### Given instruction
Scan the material and copy every line in which "Początek" appears.

### Source data
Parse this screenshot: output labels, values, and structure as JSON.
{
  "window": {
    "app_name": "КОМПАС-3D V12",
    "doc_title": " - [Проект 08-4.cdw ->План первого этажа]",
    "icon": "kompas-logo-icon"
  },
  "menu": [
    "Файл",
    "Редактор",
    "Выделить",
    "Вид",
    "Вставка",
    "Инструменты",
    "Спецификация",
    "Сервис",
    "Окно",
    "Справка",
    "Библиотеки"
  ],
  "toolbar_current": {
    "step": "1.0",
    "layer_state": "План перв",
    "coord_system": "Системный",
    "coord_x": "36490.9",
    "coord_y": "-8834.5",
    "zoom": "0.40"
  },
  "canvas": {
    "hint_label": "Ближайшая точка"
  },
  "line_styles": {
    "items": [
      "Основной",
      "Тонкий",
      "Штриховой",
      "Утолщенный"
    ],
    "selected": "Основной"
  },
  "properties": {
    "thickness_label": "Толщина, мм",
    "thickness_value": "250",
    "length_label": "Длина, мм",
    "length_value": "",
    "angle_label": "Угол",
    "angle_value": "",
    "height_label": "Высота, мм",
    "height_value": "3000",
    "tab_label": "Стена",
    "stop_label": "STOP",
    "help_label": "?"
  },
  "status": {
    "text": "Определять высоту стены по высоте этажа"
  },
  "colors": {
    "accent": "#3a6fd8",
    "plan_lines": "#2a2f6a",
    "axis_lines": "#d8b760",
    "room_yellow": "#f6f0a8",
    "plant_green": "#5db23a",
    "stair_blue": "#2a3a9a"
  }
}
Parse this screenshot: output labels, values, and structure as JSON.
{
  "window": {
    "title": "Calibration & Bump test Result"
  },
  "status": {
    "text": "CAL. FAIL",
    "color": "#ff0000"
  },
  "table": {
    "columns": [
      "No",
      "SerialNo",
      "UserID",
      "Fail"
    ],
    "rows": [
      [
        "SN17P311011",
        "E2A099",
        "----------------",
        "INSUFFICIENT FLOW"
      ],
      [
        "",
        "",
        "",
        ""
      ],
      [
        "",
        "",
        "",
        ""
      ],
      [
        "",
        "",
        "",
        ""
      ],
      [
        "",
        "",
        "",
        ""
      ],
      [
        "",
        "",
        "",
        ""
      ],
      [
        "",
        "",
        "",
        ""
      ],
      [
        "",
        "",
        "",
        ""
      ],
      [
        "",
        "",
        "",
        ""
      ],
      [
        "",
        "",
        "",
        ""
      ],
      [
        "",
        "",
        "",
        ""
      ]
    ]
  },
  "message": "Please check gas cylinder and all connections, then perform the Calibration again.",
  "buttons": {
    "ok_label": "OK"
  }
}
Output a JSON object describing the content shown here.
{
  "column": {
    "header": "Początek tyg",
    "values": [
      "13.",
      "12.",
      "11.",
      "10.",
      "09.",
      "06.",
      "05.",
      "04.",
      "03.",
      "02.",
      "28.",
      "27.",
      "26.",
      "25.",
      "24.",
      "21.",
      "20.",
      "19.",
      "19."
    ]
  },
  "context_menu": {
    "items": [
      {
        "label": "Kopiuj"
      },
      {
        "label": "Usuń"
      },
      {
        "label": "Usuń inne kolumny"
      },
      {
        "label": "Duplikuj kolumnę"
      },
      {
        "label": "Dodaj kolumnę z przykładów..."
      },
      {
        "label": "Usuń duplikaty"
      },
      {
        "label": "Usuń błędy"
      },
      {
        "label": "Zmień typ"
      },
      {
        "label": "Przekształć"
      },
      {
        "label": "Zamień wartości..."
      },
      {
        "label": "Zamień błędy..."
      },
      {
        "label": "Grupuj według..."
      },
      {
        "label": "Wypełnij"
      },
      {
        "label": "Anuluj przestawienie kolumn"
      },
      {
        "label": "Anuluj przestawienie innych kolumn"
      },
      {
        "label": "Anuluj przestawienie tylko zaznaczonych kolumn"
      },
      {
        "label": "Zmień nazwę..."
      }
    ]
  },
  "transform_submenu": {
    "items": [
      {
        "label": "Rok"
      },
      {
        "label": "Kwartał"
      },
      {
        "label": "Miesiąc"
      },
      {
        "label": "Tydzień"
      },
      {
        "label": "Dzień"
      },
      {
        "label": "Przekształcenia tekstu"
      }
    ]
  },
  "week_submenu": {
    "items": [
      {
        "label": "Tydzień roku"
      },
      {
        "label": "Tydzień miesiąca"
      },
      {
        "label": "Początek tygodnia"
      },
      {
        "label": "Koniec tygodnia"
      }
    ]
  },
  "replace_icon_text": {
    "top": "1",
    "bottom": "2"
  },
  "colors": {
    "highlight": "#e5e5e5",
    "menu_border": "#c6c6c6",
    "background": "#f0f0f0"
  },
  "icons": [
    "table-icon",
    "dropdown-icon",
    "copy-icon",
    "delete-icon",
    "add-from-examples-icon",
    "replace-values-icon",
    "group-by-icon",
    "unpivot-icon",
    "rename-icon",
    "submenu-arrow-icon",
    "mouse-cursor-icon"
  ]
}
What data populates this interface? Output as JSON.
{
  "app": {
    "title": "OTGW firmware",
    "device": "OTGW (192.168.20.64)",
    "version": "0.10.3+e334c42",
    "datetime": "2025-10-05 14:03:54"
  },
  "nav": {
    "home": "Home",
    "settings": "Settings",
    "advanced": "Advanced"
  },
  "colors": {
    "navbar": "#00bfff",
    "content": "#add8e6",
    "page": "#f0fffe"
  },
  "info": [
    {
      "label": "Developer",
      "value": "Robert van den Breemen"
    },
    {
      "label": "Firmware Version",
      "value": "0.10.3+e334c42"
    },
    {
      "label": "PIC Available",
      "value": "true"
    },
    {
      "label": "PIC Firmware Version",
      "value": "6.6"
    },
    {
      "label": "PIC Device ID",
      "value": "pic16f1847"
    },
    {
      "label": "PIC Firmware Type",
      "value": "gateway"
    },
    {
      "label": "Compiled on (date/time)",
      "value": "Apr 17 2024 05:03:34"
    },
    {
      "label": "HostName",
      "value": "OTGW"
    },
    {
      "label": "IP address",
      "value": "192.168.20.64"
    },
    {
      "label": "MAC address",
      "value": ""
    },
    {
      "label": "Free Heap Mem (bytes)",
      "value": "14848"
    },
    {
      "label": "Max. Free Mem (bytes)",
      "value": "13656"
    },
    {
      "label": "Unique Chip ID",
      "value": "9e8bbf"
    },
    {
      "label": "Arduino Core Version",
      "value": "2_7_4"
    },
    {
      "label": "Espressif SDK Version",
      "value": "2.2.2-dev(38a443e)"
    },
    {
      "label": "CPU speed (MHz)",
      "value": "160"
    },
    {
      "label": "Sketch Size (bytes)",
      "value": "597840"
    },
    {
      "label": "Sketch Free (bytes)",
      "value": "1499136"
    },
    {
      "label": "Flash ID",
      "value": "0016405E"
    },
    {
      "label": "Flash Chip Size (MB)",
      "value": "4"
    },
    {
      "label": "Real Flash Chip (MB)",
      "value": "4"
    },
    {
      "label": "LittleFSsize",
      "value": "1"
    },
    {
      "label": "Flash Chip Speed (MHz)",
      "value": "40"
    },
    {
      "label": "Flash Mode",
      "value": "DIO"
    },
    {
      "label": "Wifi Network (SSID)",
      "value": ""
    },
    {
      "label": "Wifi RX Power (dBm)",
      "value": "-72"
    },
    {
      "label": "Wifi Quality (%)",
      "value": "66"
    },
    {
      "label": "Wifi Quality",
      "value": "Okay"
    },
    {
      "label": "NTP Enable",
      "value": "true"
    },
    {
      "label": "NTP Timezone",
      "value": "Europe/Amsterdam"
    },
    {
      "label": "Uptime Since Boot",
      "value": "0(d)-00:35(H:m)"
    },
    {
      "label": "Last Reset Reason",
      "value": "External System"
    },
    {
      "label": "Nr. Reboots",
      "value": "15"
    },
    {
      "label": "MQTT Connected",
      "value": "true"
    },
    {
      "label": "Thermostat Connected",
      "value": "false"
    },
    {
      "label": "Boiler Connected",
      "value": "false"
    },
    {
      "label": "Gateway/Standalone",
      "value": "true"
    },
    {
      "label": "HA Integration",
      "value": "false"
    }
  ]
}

### Output for this exercise
    "header": "Początek tyg",
        "label": "Początek tygodnia"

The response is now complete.